Therefore the driver knows that point B is in the direction of (0, 0, -1) and a distance of: Magnitude(100-30, 0-0, 0-40) = 80.6 meters. point A is a little more difficult as subtracting the values as such won't give the direction in relation to the driver, hence how I figured I had the issue described in note 1. I had simply did driverPosition - conePosition, to get direction/distance, but that direction remained in world space. Doing this above for point B was simple because I defined the driver to be looking straight at that point, knowing straight ahead is (0, 0, -1).

I now need to figure out how to get the direction from driver to point A relative to the driver. It should be something along the lines of, as a complete and utter guess based on estimating distances from those points on graph paper, seems A is just under 40 meters in front of the driver and just about 25 meters to the right. I will continue this post with these estimated values, though don't be disappointed if the math doesn't come out exactly to the expected driver position, world(30, 0, 40).

The distance to point A (from my estimation) is about ~47.2 meters. The actual world space distance is: (to check my work): ~44.7 meters, so my estimation is withing 3 meters, not bad for graph paper at 10m per square!

///////////////////////////////////// Therefore the driver knows the following:

Reference Point A is 47.2 meters in the direction of driver(0.53, 0.0, -0.85) which would be positioned driver(25, 0, -40)
Reference Point B is 80.6 meters in the direction of driver(0, 0, -1) which would be positioned driver(0, 0, -80.6)

The driver will be given the world space position of each reference point, as he is trying to compute his own world space position.

Reference Point A is world(50, 0, 0)
Reference Point B is world(100, 0, 0)

/////////////////////////////////////


Given only that information the driver needs to figure out he is actually at world(30, 0, 40)....

If I take driverB - driverA that will give me the vector from A to B in driver space. driver(-25, 0.0 -40.6) and he is trying to line that up with the world space vector from A to B which is world(50, 0, 0)

I will admit to being slightly lost and currently rambling about numbers and positions that are known, trying to find a way to use some other mathematical function to get from what the driver knows to where the driver IS.

My line of thought is something along the lines of this, we have a triangle, in the world space we see this as reference point A, to reference point B to driver. world(50, 0, 0) to world(100, 0, 0) to world(30, 0, 40). The driver also sees a triangle, but it currently exists in driver space as follows: driver(25, 0, 40) to driver(0, 0, -80.6) to driver (0, 0, 0). Since the driver has the vector from reference point A to reference point B in both world and driver space, he should be able to figure out his position in world space. Lets see trigonometry....

Getting the angle between worldAtoB and driverAtoB is going to be easy and critical. The question then is what to do with that angle, and my brain isn't connecting dots.

DIRECTIONS FOR THIS TASK:
Answer these questions from the driver-position post above:
1. What scale did the graph paper use?
2. What world space position is given for Reference Point B?
3. What does the post give as the actual world space distance to point A?

DATA SHOWN:
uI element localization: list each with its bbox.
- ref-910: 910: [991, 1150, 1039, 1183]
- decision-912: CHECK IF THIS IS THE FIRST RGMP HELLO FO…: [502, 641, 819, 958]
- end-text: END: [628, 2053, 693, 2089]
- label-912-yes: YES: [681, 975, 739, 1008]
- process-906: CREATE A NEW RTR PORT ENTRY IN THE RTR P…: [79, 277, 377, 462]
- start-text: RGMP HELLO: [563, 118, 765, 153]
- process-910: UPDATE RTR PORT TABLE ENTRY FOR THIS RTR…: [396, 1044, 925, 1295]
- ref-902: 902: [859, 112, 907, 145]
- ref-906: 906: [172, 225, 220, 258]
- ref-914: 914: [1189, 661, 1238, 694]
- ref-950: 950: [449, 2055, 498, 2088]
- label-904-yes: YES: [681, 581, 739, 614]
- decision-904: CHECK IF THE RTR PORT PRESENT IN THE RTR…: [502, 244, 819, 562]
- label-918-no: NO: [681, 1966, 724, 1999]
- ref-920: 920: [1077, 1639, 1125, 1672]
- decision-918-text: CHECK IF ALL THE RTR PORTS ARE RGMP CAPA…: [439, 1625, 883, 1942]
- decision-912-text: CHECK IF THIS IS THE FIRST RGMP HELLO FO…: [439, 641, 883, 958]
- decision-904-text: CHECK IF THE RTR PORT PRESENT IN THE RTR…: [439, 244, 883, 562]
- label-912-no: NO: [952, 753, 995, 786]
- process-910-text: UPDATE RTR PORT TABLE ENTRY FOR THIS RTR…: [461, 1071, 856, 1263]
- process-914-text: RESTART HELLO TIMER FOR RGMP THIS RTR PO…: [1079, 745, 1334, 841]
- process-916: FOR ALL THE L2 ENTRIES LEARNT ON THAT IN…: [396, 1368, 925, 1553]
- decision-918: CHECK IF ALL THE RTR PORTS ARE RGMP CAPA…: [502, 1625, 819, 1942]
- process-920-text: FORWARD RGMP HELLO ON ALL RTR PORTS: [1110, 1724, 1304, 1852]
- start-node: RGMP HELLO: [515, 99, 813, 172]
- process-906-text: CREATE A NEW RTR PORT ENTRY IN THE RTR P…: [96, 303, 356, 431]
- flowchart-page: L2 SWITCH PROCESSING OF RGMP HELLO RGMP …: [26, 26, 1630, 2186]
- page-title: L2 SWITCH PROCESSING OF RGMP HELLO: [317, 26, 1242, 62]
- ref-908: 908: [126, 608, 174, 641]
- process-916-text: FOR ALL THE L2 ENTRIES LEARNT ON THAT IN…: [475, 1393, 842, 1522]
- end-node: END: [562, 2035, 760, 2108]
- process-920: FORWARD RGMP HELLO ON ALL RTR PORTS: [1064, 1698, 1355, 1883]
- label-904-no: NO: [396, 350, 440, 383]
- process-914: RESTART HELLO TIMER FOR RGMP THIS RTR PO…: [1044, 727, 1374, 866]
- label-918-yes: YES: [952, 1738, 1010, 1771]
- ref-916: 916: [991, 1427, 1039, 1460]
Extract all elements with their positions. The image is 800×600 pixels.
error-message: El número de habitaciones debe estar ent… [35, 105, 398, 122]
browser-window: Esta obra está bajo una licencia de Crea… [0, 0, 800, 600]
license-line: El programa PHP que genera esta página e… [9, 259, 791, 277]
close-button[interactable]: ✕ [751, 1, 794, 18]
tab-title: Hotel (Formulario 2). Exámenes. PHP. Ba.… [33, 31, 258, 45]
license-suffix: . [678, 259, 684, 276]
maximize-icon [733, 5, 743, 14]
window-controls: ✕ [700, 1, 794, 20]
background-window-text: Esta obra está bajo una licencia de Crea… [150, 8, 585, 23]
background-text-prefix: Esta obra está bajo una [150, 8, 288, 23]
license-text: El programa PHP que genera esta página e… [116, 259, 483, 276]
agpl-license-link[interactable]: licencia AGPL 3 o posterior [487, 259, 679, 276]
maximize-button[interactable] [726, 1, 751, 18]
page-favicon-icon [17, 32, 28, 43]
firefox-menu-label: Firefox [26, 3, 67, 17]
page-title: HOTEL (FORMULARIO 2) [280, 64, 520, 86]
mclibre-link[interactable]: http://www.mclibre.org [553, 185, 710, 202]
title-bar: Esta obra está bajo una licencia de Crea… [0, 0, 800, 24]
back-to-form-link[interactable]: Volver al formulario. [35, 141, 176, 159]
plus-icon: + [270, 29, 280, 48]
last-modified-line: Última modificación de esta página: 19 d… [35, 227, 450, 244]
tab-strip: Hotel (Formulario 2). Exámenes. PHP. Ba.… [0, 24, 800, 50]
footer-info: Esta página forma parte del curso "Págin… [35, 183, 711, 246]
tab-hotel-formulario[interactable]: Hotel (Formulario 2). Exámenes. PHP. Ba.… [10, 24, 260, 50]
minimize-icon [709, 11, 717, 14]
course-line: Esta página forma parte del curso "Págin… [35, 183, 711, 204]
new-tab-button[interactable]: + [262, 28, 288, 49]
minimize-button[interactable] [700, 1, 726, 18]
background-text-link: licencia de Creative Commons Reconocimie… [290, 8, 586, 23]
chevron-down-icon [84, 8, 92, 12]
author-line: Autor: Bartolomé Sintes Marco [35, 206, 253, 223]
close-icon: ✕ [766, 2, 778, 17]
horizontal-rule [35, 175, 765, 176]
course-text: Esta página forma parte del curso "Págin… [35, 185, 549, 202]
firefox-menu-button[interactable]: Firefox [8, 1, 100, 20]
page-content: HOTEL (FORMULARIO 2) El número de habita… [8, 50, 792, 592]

EXERCISE ANSWER:
1. 10 meters per square.
2. world(100, 0, 0)
3. About 44.7 meters.